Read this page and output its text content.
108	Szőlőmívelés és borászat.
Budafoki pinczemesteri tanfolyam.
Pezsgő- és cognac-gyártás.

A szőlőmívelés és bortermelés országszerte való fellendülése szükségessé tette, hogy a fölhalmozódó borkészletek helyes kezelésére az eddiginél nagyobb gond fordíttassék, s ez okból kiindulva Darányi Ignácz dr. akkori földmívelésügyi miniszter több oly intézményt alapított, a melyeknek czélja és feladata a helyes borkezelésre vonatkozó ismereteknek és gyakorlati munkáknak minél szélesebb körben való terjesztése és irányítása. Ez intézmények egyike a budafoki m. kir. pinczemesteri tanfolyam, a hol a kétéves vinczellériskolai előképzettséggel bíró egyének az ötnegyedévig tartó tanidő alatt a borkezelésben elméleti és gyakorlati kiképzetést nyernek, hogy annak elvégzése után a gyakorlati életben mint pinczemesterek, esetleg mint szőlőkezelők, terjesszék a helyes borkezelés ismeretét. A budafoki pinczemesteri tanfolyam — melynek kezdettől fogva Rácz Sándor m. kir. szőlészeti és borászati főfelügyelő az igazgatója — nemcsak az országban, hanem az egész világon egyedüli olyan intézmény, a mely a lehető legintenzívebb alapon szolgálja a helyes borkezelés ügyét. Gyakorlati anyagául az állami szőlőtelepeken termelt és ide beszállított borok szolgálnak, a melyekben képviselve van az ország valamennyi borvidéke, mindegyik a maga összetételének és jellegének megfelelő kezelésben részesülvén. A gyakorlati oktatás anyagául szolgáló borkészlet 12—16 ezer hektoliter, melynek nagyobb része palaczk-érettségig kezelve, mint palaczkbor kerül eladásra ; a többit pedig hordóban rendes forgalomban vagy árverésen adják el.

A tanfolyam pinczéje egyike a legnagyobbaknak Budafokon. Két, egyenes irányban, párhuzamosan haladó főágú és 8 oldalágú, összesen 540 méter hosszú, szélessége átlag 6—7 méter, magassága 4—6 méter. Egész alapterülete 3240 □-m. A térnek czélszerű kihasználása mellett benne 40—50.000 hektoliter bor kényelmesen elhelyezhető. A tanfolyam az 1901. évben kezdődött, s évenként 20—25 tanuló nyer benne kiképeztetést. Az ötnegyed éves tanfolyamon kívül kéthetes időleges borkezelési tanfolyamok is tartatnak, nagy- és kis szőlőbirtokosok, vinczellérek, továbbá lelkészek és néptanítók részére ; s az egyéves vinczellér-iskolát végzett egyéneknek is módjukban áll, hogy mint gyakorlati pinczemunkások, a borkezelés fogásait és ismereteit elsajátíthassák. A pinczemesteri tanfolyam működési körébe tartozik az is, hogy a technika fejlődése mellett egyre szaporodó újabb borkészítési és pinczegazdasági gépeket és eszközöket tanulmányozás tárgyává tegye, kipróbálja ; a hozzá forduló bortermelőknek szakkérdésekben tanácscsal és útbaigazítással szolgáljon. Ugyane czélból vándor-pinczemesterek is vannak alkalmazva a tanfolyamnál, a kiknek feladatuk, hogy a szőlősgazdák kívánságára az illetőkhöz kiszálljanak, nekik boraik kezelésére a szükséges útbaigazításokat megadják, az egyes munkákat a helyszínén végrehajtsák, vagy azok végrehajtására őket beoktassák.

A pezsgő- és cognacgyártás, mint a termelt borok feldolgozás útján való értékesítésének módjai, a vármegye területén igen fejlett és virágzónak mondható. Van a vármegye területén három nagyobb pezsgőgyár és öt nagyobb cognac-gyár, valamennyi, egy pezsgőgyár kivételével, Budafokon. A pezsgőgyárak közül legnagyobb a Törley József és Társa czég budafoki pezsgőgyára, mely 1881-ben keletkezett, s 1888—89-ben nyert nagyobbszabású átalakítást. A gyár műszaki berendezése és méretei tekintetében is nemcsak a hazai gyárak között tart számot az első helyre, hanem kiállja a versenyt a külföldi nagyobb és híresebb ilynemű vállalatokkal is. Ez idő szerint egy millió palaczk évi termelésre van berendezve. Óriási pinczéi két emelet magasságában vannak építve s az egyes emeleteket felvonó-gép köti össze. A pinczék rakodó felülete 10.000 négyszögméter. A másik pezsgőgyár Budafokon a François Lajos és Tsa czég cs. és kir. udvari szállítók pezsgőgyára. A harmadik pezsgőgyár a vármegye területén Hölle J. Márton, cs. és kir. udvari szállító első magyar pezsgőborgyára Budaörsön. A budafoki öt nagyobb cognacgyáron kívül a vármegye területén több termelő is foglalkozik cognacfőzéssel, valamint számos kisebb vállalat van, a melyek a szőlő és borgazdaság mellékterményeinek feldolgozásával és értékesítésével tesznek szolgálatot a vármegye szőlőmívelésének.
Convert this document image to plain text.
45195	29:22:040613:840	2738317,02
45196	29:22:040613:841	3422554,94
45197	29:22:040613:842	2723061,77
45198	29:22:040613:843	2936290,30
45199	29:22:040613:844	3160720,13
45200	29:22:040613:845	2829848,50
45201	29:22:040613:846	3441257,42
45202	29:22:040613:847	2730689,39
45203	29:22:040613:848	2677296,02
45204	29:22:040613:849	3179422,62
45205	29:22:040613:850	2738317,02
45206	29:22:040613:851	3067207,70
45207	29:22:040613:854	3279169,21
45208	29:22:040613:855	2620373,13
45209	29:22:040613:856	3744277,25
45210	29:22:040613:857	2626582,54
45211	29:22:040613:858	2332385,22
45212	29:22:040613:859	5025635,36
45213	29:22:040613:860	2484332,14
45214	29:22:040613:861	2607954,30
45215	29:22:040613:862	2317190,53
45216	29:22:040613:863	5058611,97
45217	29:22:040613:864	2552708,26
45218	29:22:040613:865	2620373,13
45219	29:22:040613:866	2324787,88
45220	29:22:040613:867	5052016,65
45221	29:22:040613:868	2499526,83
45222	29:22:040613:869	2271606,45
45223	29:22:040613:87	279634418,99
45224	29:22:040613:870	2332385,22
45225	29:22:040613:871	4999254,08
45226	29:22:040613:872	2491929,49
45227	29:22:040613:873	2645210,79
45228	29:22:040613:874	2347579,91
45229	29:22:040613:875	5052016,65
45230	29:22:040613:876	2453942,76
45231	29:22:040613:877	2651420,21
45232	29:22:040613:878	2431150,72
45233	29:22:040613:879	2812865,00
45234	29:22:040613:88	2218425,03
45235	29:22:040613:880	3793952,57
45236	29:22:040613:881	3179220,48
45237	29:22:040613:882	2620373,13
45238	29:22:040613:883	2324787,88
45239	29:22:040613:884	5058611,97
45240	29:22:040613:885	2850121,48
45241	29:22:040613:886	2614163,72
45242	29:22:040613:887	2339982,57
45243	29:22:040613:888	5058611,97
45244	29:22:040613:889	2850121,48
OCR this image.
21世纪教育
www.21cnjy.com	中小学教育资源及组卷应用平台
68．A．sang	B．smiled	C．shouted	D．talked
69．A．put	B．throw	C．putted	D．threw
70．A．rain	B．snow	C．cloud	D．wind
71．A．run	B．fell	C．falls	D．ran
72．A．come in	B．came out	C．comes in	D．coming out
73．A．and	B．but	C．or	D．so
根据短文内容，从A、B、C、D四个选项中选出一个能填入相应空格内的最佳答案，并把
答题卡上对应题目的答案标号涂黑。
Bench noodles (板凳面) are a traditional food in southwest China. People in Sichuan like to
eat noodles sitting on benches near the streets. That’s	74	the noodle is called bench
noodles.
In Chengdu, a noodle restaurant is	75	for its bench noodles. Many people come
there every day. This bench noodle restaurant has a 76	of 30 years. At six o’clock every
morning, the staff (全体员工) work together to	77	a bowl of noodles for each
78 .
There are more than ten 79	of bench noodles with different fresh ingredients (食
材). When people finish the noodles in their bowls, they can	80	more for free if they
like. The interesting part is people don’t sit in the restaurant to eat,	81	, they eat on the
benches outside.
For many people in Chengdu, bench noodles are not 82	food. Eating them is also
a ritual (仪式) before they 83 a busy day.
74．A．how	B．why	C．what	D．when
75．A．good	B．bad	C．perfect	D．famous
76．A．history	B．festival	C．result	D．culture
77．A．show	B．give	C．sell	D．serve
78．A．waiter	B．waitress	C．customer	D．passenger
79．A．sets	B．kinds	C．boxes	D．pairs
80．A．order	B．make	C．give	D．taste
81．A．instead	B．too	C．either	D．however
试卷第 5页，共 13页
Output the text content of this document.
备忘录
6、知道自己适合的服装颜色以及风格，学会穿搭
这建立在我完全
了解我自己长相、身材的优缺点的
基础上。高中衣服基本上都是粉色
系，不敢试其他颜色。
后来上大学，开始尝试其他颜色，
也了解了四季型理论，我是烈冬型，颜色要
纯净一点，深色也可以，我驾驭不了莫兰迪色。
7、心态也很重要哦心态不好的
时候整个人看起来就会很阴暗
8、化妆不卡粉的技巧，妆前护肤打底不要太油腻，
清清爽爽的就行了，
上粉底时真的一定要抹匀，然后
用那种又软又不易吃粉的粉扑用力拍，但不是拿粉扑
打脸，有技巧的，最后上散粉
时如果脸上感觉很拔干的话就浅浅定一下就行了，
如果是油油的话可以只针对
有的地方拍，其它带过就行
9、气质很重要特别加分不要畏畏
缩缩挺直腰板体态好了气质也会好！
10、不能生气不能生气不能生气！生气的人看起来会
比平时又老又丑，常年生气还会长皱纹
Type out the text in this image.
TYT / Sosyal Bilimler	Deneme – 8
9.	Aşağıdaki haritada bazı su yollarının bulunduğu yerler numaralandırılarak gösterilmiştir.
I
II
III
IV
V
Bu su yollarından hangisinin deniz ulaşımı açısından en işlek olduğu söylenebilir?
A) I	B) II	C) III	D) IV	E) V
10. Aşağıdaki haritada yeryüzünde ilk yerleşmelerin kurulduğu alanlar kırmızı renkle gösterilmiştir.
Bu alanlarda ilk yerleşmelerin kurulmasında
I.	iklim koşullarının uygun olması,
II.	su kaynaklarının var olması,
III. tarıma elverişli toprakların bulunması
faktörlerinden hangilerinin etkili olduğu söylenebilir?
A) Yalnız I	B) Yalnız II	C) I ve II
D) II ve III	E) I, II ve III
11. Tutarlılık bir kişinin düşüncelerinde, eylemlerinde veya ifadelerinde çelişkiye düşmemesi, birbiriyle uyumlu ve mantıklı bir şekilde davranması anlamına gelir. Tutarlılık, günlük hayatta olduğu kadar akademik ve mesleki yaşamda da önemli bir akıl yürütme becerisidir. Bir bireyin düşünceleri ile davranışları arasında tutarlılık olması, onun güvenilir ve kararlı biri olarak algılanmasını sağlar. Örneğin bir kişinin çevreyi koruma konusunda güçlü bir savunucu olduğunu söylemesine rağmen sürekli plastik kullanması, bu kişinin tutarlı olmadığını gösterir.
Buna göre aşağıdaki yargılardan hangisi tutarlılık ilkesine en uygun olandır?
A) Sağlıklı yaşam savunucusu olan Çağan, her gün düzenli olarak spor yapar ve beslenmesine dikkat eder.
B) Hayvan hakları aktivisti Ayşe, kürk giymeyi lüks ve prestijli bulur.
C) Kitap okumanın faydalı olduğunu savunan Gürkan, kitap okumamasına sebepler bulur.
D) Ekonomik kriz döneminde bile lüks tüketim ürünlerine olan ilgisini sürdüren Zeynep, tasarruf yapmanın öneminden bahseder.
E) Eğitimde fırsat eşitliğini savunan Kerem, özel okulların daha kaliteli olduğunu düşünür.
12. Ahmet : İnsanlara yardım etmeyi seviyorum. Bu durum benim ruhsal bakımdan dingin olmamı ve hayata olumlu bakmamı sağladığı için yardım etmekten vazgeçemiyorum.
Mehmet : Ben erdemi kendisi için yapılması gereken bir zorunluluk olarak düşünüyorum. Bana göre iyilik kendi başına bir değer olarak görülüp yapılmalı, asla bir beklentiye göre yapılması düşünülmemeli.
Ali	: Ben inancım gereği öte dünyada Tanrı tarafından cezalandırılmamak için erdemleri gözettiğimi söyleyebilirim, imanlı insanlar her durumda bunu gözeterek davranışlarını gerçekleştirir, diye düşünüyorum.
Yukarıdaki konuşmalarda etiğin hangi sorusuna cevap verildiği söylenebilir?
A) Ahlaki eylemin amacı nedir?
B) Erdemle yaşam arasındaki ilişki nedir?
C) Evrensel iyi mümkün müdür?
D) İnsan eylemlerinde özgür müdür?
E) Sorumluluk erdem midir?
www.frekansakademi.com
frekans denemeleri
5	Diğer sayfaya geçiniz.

::::

Every line of the listing that holds "text" should be found and copied.

Read this page and output its text content.
Convert this document image to plain text.
Output the text content of this document.
Type out the text in this image.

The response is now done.